» Records for the task
________________________________________
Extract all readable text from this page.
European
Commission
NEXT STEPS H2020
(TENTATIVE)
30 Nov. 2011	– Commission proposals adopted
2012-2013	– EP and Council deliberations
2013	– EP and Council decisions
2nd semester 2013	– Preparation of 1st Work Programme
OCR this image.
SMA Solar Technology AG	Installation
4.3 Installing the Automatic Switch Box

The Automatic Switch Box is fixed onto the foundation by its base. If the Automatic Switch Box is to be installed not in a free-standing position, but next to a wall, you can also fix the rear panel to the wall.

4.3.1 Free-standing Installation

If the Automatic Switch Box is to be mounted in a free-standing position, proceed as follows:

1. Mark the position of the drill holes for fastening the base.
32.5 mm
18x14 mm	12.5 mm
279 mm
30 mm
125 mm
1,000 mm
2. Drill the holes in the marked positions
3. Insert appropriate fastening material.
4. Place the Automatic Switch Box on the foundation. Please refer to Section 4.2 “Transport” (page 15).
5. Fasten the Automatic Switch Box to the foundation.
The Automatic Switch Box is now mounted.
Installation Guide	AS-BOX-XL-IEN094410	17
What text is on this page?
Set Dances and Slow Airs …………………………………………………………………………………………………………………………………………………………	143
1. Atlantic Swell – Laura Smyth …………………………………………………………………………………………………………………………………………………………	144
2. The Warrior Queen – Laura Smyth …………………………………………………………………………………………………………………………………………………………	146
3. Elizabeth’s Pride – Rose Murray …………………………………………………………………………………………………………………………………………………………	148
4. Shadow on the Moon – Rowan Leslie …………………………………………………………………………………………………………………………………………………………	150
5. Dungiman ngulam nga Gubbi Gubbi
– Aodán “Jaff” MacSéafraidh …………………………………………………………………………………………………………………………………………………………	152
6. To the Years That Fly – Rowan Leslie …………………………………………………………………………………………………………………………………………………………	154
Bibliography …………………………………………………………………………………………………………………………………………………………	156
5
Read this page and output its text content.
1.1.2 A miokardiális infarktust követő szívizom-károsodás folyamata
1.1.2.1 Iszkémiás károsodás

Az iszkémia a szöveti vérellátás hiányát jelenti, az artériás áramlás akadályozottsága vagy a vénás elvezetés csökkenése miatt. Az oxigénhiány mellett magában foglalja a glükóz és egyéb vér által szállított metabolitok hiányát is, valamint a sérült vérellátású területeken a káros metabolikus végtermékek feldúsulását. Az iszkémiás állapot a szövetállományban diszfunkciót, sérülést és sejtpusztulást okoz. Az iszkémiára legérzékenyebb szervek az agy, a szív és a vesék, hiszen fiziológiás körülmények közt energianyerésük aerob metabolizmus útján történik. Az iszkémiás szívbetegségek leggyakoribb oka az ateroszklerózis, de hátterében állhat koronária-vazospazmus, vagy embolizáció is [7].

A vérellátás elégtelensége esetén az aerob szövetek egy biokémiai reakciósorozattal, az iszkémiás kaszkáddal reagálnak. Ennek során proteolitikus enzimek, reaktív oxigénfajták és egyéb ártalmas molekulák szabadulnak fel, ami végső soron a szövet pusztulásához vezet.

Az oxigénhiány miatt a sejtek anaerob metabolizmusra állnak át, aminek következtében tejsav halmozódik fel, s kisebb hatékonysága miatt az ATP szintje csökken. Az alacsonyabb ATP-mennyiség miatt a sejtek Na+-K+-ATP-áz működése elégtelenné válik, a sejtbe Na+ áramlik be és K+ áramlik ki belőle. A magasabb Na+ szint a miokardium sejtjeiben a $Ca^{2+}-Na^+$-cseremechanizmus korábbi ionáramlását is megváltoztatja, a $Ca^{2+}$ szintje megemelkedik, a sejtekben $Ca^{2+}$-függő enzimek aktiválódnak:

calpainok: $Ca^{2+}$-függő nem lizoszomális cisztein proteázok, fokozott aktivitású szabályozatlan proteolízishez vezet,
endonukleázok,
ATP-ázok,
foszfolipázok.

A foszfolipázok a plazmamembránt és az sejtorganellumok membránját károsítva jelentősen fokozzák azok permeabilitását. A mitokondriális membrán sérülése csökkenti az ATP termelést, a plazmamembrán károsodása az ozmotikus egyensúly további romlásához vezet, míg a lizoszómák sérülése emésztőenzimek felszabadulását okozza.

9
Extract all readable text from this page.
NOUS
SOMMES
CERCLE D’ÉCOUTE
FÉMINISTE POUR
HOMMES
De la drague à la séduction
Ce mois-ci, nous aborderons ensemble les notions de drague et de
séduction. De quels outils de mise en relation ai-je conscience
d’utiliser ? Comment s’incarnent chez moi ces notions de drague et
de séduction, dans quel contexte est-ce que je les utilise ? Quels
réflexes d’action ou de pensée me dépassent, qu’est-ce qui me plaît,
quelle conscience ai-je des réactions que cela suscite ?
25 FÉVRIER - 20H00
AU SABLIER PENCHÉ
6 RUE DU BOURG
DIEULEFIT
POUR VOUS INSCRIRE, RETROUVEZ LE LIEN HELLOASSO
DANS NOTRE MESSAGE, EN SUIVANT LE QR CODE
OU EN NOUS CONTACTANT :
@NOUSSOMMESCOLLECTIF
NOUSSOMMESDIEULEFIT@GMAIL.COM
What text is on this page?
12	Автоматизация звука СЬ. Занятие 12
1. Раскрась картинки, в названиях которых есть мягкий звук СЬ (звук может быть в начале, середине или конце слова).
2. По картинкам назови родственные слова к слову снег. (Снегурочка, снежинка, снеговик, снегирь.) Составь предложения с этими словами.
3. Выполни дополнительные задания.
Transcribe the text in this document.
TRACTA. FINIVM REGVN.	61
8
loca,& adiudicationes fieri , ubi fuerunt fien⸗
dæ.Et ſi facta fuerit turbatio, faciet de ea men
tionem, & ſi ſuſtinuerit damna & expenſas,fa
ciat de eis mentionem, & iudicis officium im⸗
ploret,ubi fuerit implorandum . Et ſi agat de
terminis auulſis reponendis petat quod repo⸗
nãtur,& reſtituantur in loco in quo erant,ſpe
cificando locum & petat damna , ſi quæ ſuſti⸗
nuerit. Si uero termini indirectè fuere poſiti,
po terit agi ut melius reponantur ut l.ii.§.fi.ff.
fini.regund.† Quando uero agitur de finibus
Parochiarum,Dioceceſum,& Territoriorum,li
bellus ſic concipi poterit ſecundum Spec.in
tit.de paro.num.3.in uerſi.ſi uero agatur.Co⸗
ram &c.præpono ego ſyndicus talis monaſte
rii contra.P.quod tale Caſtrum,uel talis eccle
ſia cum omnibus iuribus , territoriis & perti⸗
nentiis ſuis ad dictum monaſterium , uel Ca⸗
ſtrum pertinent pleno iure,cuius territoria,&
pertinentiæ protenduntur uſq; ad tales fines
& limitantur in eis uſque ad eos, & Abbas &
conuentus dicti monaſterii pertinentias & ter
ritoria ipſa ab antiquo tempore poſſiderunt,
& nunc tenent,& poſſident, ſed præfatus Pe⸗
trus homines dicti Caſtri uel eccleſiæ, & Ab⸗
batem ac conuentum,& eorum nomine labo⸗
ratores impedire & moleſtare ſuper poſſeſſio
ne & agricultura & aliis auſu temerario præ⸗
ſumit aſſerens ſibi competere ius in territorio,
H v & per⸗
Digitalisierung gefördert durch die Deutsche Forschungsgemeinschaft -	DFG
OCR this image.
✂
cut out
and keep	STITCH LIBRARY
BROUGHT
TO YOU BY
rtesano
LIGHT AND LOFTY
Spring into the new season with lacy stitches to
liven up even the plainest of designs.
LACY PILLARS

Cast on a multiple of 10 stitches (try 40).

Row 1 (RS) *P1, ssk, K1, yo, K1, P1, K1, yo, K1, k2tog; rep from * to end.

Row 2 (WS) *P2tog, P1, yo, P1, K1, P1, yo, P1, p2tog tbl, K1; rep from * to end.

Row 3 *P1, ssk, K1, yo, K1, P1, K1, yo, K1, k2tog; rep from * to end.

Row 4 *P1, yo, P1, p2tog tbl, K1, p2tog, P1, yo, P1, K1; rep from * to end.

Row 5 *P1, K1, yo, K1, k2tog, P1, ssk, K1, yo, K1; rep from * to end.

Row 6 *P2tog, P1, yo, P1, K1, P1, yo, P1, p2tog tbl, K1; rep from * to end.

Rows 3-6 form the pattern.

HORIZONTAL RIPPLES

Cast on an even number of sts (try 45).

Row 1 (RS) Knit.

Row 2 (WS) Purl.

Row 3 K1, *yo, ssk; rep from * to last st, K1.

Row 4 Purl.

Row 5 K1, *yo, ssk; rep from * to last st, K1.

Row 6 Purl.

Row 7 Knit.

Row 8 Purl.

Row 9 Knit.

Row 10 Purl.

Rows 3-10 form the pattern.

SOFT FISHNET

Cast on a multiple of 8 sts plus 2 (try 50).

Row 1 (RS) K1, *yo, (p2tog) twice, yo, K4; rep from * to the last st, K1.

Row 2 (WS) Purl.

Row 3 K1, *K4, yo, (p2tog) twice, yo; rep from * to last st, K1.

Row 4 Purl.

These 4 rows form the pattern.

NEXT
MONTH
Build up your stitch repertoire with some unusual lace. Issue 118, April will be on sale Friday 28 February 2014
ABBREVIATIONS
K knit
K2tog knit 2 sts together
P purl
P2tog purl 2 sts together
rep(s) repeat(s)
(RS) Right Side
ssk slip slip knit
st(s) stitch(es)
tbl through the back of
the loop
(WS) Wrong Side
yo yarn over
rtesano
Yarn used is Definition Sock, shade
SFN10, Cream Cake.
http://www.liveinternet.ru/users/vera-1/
________________________________________
» What is expected
From the records above, pick out and copy each line holding the word "multiple".

» Task response
Cast on a multiple of 10 stitches (try 40).
Cast on a multiple of 8 sts plus 2 (try 50).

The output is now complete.